*DIRECTIONS*. Records follow. Pull out every line that contains "life".

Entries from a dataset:
============
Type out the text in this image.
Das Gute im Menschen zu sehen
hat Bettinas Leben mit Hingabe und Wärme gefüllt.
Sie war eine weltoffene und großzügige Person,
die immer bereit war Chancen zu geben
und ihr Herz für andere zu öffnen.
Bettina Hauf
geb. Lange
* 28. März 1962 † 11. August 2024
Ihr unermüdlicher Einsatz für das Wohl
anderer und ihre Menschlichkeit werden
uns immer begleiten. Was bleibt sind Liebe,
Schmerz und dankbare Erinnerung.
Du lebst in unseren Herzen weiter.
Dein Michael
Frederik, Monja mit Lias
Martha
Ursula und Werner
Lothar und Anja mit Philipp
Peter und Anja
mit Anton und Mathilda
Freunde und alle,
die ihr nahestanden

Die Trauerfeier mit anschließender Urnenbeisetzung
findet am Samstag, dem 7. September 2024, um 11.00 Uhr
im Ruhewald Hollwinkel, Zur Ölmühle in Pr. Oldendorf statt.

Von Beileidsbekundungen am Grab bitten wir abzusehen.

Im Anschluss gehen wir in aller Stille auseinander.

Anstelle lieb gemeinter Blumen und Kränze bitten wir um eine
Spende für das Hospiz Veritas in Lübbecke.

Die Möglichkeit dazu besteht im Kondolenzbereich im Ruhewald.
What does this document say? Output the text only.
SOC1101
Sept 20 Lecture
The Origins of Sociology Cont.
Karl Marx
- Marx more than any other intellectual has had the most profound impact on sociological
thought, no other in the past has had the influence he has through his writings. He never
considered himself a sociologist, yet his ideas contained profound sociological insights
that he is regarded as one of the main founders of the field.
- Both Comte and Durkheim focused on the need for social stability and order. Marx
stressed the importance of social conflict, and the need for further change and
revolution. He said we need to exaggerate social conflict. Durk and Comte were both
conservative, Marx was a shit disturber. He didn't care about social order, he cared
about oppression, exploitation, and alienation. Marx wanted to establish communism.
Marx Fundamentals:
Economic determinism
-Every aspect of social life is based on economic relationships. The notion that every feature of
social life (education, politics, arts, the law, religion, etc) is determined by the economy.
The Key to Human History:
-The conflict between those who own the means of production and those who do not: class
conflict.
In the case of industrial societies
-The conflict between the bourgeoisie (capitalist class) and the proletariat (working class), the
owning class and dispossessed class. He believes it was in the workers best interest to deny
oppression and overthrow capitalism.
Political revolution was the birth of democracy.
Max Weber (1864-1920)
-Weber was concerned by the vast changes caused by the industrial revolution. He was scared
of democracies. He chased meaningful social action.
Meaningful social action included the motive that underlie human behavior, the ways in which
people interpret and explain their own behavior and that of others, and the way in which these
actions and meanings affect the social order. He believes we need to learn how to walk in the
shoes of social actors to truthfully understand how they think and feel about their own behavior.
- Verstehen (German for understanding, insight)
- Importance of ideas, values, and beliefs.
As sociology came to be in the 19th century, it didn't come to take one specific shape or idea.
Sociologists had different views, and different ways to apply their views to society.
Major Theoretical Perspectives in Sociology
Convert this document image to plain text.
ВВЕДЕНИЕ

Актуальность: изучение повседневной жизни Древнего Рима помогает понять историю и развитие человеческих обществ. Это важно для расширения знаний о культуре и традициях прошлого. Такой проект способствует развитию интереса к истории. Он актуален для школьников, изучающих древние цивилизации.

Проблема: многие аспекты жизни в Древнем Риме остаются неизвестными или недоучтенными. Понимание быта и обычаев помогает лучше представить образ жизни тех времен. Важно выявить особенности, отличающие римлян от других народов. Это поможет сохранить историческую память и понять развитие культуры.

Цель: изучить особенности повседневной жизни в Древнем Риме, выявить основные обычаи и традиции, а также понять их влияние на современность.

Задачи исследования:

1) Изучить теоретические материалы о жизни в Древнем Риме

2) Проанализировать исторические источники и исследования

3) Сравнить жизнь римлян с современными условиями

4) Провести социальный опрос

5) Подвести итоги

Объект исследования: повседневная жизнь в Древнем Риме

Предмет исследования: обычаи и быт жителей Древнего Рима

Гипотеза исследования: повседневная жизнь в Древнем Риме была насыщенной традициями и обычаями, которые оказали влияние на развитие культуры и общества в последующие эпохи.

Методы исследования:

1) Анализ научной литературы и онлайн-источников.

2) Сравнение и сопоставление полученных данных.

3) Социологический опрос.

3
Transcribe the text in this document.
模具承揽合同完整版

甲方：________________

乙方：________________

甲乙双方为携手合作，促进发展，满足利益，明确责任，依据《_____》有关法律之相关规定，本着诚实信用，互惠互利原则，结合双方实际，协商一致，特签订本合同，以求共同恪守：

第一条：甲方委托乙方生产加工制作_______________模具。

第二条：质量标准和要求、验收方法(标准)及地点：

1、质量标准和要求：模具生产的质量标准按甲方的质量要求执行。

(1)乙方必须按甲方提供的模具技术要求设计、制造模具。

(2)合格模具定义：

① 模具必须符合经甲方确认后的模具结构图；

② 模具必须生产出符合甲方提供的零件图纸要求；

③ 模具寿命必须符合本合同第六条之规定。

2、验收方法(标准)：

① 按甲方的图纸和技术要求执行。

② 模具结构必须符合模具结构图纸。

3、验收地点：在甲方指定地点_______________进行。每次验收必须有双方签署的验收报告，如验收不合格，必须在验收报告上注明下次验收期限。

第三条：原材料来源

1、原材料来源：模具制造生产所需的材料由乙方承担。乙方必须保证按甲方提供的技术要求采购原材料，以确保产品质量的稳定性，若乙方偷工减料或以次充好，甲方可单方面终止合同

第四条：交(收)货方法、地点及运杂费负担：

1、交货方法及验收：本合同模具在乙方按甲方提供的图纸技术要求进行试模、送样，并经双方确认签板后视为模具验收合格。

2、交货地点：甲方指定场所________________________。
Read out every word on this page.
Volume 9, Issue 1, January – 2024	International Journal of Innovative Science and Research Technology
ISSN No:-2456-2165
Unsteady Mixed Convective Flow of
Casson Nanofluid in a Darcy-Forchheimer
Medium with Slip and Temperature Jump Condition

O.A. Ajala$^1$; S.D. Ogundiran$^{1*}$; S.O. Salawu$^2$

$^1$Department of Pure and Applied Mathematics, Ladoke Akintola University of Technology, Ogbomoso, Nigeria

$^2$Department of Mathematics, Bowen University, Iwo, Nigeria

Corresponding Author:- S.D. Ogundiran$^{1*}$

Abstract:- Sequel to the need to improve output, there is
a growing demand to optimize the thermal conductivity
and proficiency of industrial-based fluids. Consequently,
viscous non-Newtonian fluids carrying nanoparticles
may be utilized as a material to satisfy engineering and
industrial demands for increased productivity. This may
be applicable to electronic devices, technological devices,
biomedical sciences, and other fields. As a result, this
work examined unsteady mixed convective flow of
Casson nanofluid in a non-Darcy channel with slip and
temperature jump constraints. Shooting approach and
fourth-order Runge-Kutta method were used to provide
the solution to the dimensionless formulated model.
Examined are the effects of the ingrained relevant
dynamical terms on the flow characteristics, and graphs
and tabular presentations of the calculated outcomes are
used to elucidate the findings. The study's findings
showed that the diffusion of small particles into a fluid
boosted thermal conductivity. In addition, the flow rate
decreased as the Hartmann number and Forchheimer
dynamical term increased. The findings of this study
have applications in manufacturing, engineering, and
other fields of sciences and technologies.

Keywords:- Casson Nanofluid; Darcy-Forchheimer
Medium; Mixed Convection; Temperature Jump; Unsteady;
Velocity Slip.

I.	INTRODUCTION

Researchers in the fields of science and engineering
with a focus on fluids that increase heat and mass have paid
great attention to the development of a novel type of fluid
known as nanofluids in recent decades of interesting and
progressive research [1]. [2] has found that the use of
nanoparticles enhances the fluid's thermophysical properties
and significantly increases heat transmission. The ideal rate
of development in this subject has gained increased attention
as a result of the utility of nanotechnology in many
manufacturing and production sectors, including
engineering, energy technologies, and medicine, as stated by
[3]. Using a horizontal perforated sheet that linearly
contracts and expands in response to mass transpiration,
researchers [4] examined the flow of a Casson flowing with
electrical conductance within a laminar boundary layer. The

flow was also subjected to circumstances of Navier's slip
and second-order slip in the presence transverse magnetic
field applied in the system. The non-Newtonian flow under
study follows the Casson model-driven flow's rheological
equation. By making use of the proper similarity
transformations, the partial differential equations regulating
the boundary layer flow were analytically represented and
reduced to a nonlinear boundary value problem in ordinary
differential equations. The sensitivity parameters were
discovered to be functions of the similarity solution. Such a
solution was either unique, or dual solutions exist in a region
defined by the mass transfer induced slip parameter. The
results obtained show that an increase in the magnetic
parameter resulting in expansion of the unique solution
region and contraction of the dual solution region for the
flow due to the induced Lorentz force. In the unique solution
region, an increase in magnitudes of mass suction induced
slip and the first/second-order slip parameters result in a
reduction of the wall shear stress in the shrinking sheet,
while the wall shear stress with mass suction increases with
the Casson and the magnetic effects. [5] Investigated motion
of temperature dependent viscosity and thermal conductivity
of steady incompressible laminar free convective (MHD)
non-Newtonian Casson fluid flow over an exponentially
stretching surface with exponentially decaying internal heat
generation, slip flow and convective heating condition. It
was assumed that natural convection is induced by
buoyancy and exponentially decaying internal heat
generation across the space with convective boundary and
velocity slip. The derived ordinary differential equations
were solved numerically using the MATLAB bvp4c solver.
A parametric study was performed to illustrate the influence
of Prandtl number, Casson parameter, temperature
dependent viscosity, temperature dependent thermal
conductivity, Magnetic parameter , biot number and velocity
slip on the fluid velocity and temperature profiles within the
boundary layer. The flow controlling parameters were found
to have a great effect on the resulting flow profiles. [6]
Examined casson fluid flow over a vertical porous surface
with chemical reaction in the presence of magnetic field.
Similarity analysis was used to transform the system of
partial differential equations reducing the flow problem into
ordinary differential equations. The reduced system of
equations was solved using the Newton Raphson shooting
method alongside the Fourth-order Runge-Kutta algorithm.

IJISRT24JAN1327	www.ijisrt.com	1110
============
*EXERCISE ANSWER*.
-Every aspect of social life is based on economic relationships. The notion that every feature of
social life (education, politics, arts, the law, religion, etc) is determined by the economy.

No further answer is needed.